**Data shown**
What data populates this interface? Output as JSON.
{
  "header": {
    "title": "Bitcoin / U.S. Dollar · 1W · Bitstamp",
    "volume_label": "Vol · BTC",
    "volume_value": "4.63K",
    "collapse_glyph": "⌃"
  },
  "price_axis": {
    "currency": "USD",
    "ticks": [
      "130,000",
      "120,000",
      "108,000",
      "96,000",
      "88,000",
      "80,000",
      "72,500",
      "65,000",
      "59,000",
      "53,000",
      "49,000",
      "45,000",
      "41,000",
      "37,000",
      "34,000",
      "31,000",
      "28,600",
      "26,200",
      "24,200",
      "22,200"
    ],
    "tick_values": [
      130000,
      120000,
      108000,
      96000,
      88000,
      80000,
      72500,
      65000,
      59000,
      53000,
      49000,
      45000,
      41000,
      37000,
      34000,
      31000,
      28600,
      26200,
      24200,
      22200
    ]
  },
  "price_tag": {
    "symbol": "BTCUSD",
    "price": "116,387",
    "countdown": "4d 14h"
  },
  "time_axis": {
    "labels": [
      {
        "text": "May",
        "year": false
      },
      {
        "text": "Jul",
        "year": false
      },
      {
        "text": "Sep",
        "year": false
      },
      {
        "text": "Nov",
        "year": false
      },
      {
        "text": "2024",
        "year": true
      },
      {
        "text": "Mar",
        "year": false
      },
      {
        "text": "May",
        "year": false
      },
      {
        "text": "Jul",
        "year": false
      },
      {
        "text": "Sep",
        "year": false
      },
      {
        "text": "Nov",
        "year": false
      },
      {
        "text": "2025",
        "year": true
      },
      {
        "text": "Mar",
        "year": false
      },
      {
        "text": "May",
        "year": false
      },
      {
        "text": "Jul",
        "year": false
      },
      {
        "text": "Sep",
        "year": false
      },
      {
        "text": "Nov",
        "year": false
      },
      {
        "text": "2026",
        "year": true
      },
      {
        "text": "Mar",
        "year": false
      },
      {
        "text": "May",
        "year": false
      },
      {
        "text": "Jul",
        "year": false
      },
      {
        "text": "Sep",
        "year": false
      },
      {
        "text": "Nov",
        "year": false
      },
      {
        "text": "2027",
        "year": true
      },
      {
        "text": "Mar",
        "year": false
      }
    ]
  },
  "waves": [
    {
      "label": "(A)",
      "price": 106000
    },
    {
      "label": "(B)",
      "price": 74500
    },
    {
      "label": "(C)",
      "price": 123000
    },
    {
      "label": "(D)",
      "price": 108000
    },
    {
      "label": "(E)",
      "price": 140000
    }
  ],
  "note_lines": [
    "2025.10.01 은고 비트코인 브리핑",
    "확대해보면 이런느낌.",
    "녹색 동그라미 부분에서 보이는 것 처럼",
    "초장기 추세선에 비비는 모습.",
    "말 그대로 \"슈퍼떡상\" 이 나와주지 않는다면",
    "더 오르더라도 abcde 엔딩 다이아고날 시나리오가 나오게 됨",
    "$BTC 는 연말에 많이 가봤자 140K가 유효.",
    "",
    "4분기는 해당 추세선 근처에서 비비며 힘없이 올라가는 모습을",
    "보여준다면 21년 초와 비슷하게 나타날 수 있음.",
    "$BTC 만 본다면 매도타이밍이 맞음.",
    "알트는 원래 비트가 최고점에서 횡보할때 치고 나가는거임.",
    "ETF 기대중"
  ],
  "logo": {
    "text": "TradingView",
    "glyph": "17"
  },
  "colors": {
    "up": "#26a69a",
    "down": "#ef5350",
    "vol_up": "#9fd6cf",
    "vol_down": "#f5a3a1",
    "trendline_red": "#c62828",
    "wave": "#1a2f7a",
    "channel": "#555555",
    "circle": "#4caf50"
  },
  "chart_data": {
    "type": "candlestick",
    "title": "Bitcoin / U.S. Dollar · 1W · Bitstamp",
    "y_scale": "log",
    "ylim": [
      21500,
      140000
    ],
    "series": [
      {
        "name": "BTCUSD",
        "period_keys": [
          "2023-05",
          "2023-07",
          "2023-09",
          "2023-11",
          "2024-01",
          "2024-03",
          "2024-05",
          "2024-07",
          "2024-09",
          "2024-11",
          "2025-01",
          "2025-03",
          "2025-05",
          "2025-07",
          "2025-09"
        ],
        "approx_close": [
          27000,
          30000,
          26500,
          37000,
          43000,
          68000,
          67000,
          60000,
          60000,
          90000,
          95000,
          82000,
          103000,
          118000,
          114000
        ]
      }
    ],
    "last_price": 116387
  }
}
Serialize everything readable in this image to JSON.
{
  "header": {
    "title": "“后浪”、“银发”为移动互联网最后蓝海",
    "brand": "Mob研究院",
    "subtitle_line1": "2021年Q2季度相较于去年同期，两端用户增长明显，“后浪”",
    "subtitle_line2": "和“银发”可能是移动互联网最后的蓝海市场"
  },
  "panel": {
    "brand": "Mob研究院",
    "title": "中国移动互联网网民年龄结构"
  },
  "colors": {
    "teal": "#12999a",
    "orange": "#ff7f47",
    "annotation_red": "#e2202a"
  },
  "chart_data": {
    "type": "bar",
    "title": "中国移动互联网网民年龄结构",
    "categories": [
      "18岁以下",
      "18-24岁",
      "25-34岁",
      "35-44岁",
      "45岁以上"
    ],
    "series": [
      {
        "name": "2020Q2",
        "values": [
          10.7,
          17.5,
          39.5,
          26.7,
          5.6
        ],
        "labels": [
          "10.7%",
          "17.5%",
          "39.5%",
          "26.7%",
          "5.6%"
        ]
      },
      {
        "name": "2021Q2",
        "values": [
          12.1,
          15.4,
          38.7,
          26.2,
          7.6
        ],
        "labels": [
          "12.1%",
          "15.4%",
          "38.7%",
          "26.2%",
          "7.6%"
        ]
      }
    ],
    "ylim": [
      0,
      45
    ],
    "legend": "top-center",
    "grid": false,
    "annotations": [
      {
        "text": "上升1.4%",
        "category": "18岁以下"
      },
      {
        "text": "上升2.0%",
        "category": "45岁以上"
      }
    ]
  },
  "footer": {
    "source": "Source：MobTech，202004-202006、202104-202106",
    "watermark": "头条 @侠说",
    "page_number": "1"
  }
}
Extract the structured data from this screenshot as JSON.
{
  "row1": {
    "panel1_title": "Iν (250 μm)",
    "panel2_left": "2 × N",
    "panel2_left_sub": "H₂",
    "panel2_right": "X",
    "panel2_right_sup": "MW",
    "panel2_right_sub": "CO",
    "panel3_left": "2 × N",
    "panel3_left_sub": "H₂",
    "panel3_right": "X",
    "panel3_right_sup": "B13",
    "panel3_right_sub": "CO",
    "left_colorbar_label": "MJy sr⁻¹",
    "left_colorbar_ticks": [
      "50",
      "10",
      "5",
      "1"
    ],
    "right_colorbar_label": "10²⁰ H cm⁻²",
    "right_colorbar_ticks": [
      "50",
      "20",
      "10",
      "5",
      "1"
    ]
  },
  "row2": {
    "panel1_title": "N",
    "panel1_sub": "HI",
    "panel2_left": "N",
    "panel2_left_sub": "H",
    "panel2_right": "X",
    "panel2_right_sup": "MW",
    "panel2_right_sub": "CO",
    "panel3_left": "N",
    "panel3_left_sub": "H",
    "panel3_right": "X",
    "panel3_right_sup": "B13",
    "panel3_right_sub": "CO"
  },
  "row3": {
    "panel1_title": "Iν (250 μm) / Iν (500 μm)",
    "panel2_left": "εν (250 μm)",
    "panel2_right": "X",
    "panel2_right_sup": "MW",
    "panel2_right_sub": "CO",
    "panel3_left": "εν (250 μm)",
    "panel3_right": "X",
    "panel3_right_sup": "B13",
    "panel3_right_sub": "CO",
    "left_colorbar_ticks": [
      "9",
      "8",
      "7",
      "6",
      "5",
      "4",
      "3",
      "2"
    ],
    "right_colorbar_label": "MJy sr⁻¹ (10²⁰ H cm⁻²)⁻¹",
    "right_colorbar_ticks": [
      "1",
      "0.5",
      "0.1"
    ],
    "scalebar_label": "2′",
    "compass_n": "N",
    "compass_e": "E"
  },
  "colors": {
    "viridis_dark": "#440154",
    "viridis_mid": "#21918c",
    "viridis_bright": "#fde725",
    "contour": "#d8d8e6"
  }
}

**Job**
Isolate the lines that hold the word "name" and copy all of them.

**Response**
        "name": "BTCUSD",
        "name": "2020Q2",
        "name": "2021Q2",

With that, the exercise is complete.